## SOURCE
-----
It's almost like my heart is being torn out." At another
point she said something that revealed a fundamental truth about
parenthood: No matter what the situation, you feel responsible
for your children. "I feel like I'm taking my first son
and sacrificing him," Renner said. "In a way, every
day is a death."
[left, MariLou
Renner and her son Cameron]
Renner and her husband have
had good cause to be worried: Cameron was involved in some of
the fiercest fighting of the war to date, the firefights in and
around Nasiriya, an urban center in central Iraq. She knows that
he survived because a colonel recently sent an e-mail to his
own wife at the Marine's Camp Lejune base in North Carolina that
said everyone in Cameron's division survived; the colonel's wife,
in turn, passed along the e-mail to the troops' wives.
Cameron, a graduate of St. Bernard
Catholic School in Eureka, met his wife, Sarah, at Oregon State
University in Corvallis, where they were both students. An all-around
athlete and student body president in high school, Cameron studied
business and animal science at Oregon State and had planned on
being a large animal veterinarian. But then an aptitude test
he took in college showed that he was strongly suited for the
military, and Cameron switched direction.
-----
## DATA SHOWN
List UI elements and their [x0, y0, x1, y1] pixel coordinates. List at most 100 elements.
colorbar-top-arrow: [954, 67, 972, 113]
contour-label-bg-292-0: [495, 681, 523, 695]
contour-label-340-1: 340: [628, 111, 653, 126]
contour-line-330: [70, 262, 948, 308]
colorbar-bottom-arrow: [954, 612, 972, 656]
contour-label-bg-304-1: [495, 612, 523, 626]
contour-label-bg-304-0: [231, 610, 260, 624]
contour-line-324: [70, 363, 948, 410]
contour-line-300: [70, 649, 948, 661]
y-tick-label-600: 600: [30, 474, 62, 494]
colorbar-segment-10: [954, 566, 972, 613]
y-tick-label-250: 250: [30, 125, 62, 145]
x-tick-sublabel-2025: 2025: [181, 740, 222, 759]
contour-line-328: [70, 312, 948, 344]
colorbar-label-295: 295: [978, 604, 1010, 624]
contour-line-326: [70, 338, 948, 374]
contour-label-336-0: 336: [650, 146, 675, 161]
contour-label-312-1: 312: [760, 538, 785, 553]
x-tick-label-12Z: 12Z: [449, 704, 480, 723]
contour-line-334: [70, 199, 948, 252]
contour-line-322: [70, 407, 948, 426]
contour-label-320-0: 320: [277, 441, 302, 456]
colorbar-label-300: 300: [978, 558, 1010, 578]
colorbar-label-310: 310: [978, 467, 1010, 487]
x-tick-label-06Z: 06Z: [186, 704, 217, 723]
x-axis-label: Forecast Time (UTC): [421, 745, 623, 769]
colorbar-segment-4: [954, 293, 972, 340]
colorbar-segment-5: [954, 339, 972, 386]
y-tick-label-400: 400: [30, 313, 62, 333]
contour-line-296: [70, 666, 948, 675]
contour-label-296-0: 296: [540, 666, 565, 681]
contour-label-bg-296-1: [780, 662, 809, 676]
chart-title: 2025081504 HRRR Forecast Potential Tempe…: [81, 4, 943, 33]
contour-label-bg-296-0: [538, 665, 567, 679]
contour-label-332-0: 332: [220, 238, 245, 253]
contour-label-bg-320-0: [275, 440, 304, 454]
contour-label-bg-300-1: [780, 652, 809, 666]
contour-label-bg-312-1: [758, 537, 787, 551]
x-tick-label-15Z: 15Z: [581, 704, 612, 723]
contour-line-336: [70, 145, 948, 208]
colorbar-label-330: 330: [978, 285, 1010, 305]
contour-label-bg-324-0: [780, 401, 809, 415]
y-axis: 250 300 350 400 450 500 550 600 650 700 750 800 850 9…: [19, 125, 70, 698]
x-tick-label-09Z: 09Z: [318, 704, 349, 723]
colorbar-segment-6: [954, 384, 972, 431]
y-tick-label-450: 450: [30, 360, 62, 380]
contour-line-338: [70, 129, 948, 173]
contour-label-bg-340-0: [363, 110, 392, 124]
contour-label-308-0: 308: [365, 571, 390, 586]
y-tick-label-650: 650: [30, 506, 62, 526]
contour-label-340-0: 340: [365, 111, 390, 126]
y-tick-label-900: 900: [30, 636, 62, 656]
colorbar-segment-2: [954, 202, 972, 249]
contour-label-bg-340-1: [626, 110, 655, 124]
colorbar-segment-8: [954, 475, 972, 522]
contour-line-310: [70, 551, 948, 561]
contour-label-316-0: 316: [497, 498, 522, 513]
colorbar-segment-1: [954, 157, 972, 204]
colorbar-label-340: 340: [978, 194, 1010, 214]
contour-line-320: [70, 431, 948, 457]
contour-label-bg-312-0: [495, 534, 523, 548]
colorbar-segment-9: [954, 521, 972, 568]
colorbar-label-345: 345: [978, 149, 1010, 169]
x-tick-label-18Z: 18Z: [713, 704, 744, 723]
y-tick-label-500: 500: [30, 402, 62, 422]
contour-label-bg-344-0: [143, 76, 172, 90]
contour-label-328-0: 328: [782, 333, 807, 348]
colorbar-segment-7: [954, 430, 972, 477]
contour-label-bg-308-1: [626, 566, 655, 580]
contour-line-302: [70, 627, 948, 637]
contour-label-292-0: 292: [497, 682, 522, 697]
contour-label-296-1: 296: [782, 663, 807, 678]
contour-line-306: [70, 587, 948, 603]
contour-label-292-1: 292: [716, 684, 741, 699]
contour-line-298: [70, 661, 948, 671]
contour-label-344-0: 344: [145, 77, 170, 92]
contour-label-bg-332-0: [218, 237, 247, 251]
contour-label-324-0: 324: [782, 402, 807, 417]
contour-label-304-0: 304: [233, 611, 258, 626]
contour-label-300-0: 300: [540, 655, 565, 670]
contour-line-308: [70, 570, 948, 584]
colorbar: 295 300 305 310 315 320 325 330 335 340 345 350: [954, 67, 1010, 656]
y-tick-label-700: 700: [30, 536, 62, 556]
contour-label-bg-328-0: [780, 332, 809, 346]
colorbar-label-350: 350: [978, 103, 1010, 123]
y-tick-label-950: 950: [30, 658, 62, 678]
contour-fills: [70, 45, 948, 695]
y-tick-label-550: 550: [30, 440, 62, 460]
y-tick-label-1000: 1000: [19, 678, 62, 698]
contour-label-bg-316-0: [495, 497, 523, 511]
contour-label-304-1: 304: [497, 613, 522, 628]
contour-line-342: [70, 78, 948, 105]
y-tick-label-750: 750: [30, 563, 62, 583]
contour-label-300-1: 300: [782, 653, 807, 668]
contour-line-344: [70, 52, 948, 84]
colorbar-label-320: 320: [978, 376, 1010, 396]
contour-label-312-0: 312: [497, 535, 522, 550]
-----
Rewrite the passage about Cameron, starting with "Cameron, a graduate" and going on through "Cameron switched direction.", and switch "veterinarian" to "surgeon" wherever it appears.

## COMPLETE RESPONSE
Cameron, a graduate of St. Bernard
Catholic School in Eureka, met his wife, Sarah, at Oregon State
University in Corvallis, where they were both students. An all-around
athlete and student body president in high school, Cameron studied
business and animal science at Oregon State and had planned on
being a large animal surgeon. But then an aptitude test
he took in college showed that he was strongly suited for the
military, and Cameron switched direction.